**THE REQUEST:**
Read the material below and count the lines holding the string "posterior". Give that count with nothing added.

- - -

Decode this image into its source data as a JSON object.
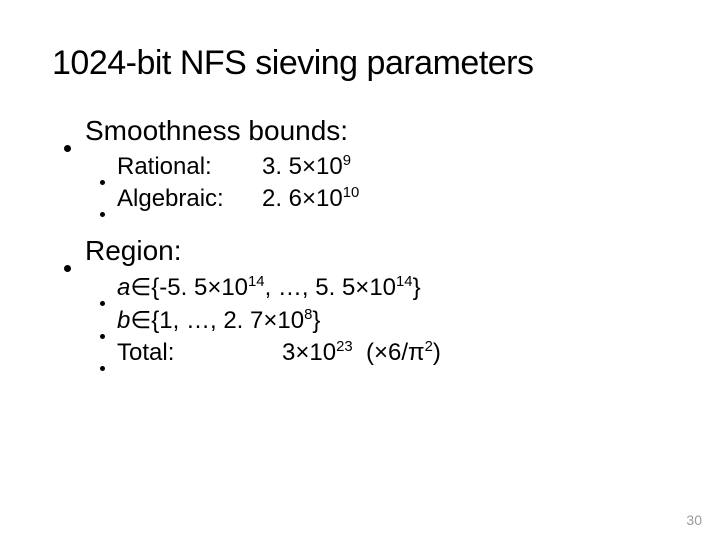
{
  "title": "1024-bit NFS sieving parameters",
  "sections": [
    {
      "heading": "Smoothness bounds:",
      "items": [
        {
          "label": "Rational:",
          "base": "3. 5",
          "exp": "9"
        },
        {
          "label": "Algebraic:",
          "base": "2. 6",
          "exp": "10"
        }
      ]
    },
    {
      "heading": "Region:",
      "range_a": {
        "var": "a",
        "low_base": "-5. 5",
        "low_exp": "14",
        "high_base": "5. 5",
        "high_exp": "14"
      },
      "range_b": {
        "var": "b",
        "low": "1",
        "high_base": "2. 7",
        "high_exp": "8"
      },
      "total": {
        "label": "Total:",
        "base": "3",
        "exp": "23",
        "factor_num": "6",
        "factor_den_exp": "2"
      }
    }
  ],
  "page_number": "30",
  "glyphs": {
    "times": "×",
    "elem": "∈",
    "pi": "π",
    "ellipsis": "…"
  },
  "colors": {
    "text": "#000000",
    "bg": "#ffffff",
    "pagenum": "#9a9a9a"
  }
}
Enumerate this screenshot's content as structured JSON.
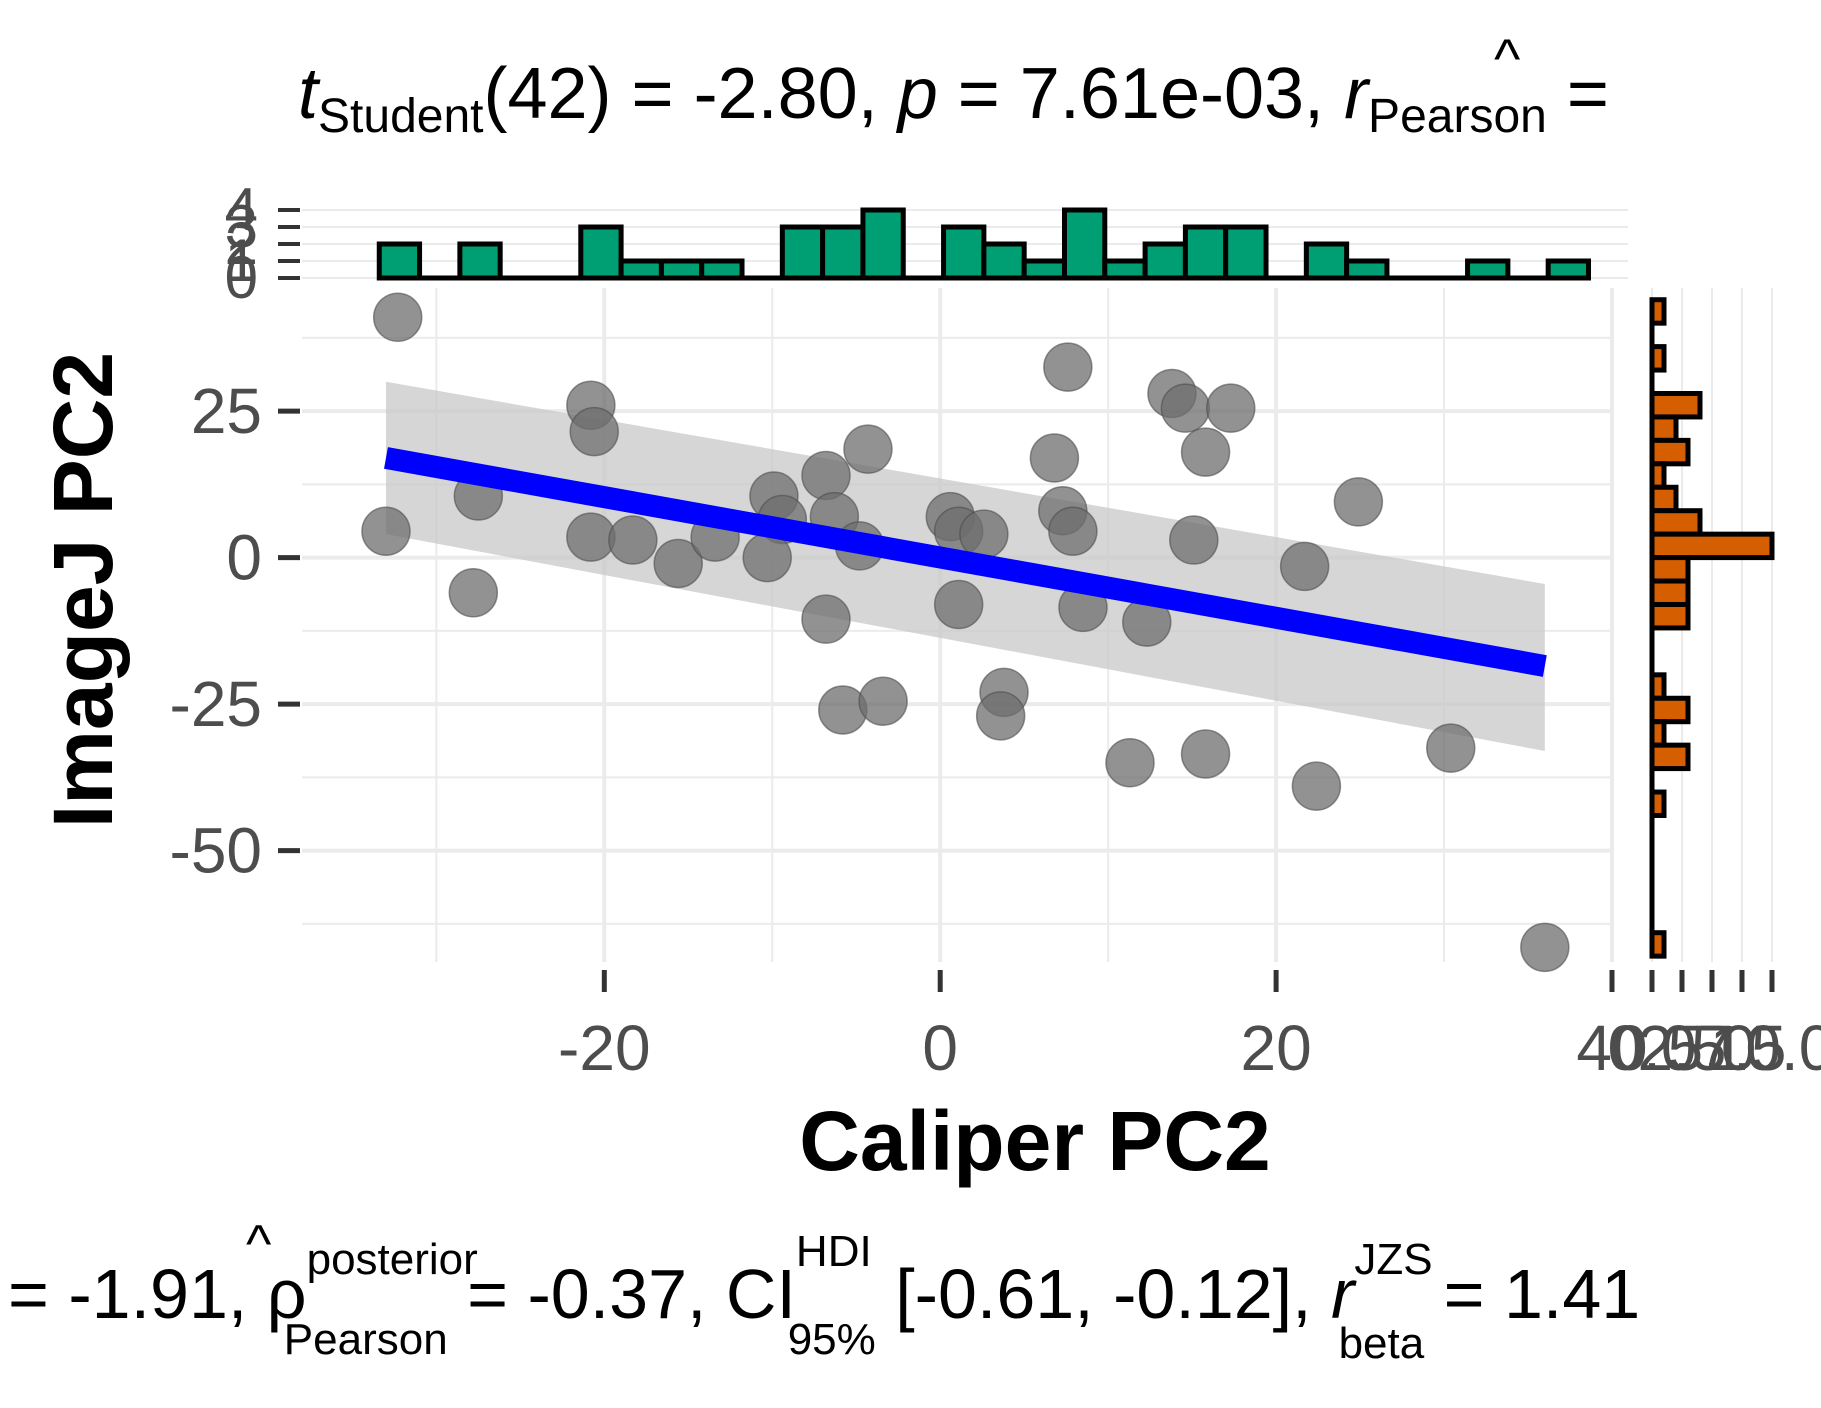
{
  "chart_data": {
    "type": "scatter",
    "title": "t_Student(42) = -2.80, p = 7.61e-03, r̂_Pearson = ...",
    "title_parts": {
      "t": "t",
      "t_sub": "Student",
      "t_rest": "(42) = -2.80, ",
      "p": "p",
      "p_rest": " = 7.61e-03, ",
      "r": "r",
      "r_sub": "Pearson",
      "r_rest": " ="
    },
    "caption": "= -1.91, ρ̂posterior Pearson = -0.37, CI HDI 95% [-0.61, -0.12], r JZS beta = 1.41",
    "caption_parts": {
      "lead": "= -1.91, ",
      "rho": "ρ",
      "rho_sup": "posterior",
      "rho_sub": "Pearson",
      "rho_rest": " = -0.37, CI",
      "ci_sup": "HDI",
      "ci_sub": "95%",
      "ci_rest": " [-0.61, -0.12], ",
      "r": "r",
      "r_sup": "JZS",
      "r_sub": "beta",
      "r_rest": " = 1.41"
    },
    "xlabel": "Caliper PC2",
    "ylabel": "ImageJ PC2",
    "xlim": [
      -38,
      40
    ],
    "ylim": [
      -69,
      46
    ],
    "x_ticks": [
      -20,
      0,
      20
    ],
    "y_ticks": [
      25,
      0,
      -25,
      -50
    ],
    "grid": true,
    "points": [
      {
        "x": -32.3,
        "y": 41.0
      },
      {
        "x": -33.0,
        "y": 4.5
      },
      {
        "x": -27.5,
        "y": 10.5
      },
      {
        "x": -27.8,
        "y": -6.0
      },
      {
        "x": -20.8,
        "y": 26.0
      },
      {
        "x": -20.6,
        "y": 21.5
      },
      {
        "x": -20.8,
        "y": 3.5
      },
      {
        "x": -18.3,
        "y": 3.0
      },
      {
        "x": -15.6,
        "y": -1.0
      },
      {
        "x": -13.4,
        "y": 3.5
      },
      {
        "x": -9.9,
        "y": 10.5
      },
      {
        "x": -9.4,
        "y": 6.5
      },
      {
        "x": -10.3,
        "y": 0.0
      },
      {
        "x": -6.8,
        "y": 14.0
      },
      {
        "x": -6.3,
        "y": 7.0
      },
      {
        "x": -4.3,
        "y": 18.5
      },
      {
        "x": -4.8,
        "y": 2.0
      },
      {
        "x": -6.8,
        "y": -10.5
      },
      {
        "x": -5.8,
        "y": -26.0
      },
      {
        "x": -3.4,
        "y": -24.5
      },
      {
        "x": 0.6,
        "y": 7.0
      },
      {
        "x": 1.1,
        "y": 4.5
      },
      {
        "x": 2.6,
        "y": 4.0
      },
      {
        "x": 1.1,
        "y": -8.0
      },
      {
        "x": 3.8,
        "y": -23.0
      },
      {
        "x": 3.6,
        "y": -27.0
      },
      {
        "x": 7.6,
        "y": 32.5
      },
      {
        "x": 6.8,
        "y": 17.0
      },
      {
        "x": 7.3,
        "y": 8.0
      },
      {
        "x": 7.9,
        "y": 4.5
      },
      {
        "x": 8.5,
        "y": -8.5
      },
      {
        "x": 11.3,
        "y": -35.0
      },
      {
        "x": 12.3,
        "y": -11.0
      },
      {
        "x": 13.8,
        "y": 28.0
      },
      {
        "x": 14.6,
        "y": 25.5
      },
      {
        "x": 17.3,
        "y": 25.5
      },
      {
        "x": 15.8,
        "y": 18.0
      },
      {
        "x": 15.1,
        "y": 3.0
      },
      {
        "x": 15.8,
        "y": -33.5
      },
      {
        "x": 21.7,
        "y": -1.5
      },
      {
        "x": 22.4,
        "y": -39.0
      },
      {
        "x": 24.9,
        "y": 9.5
      },
      {
        "x": 30.4,
        "y": -32.5
      },
      {
        "x": 36.0,
        "y": -66.5
      }
    ],
    "fit": {
      "x": [
        -33.0,
        36.0
      ],
      "y": [
        17.0,
        -18.5
      ]
    },
    "ci_band": {
      "x": [
        -33.0,
        36.0
      ],
      "upper": [
        30.0,
        -4.5
      ],
      "lower": [
        4.0,
        -33.0
      ]
    },
    "x_histogram": [
      {
        "x": -32.2,
        "count": 2
      },
      {
        "x": -29.8,
        "count": 0
      },
      {
        "x": -27.4,
        "count": 2
      },
      {
        "x": -25.0,
        "count": 0
      },
      {
        "x": -22.6,
        "count": 0
      },
      {
        "x": -20.2,
        "count": 3
      },
      {
        "x": -17.8,
        "count": 1
      },
      {
        "x": -15.4,
        "count": 1
      },
      {
        "x": -13.0,
        "count": 1
      },
      {
        "x": -10.6,
        "count": 0
      },
      {
        "x": -8.2,
        "count": 3
      },
      {
        "x": -5.8,
        "count": 3
      },
      {
        "x": -3.4,
        "count": 4
      },
      {
        "x": -1.0,
        "count": 0
      },
      {
        "x": 1.4,
        "count": 3
      },
      {
        "x": 3.8,
        "count": 2
      },
      {
        "x": 6.2,
        "count": 1
      },
      {
        "x": 8.6,
        "count": 4
      },
      {
        "x": 11.0,
        "count": 1
      },
      {
        "x": 13.4,
        "count": 2
      },
      {
        "x": 15.8,
        "count": 3
      },
      {
        "x": 18.2,
        "count": 3
      },
      {
        "x": 20.6,
        "count": 0
      },
      {
        "x": 23.0,
        "count": 2
      },
      {
        "x": 25.4,
        "count": 1
      },
      {
        "x": 27.8,
        "count": 0
      },
      {
        "x": 30.2,
        "count": 0
      },
      {
        "x": 32.6,
        "count": 1
      },
      {
        "x": 35.0,
        "count": 0
      },
      {
        "x": 37.4,
        "count": 1
      }
    ],
    "x_hist_ticks": [
      "0",
      "1",
      "2",
      "3",
      "4"
    ],
    "y_histogram": [
      {
        "y": 42,
        "count": 1
      },
      {
        "y": 38,
        "count": 0
      },
      {
        "y": 34,
        "count": 1
      },
      {
        "y": 30,
        "count": 0
      },
      {
        "y": 26,
        "count": 4
      },
      {
        "y": 22,
        "count": 2
      },
      {
        "y": 18,
        "count": 3
      },
      {
        "y": 14,
        "count": 1
      },
      {
        "y": 10,
        "count": 2
      },
      {
        "y": 6,
        "count": 4
      },
      {
        "y": 2,
        "count": 10
      },
      {
        "y": -2,
        "count": 3
      },
      {
        "y": -6,
        "count": 3
      },
      {
        "y": -10,
        "count": 3
      },
      {
        "y": -14,
        "count": 0
      },
      {
        "y": -18,
        "count": 0
      },
      {
        "y": -22,
        "count": 1
      },
      {
        "y": -26,
        "count": 3
      },
      {
        "y": -30,
        "count": 1
      },
      {
        "y": -34,
        "count": 3
      },
      {
        "y": -38,
        "count": 0
      },
      {
        "y": -42,
        "count": 1
      },
      {
        "y": -46,
        "count": 0
      },
      {
        "y": -50,
        "count": 0
      },
      {
        "y": -54,
        "count": 0
      },
      {
        "y": -58,
        "count": 0
      },
      {
        "y": -62,
        "count": 0
      },
      {
        "y": -66,
        "count": 1
      }
    ],
    "y_hist_ticks": [
      "40",
      "0.0",
      "2.5",
      "5.0",
      "7.5",
      "10.0"
    ],
    "colors": {
      "point": "#6e6e6e",
      "fit_line": "#0000ff",
      "ci_band": "#c8c8c8",
      "x_hist_fill": "#009e73",
      "y_hist_fill": "#d55e00",
      "grid": "#ebebeb"
    }
  }
}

- - -

**EXPECTED ANSWER:**
2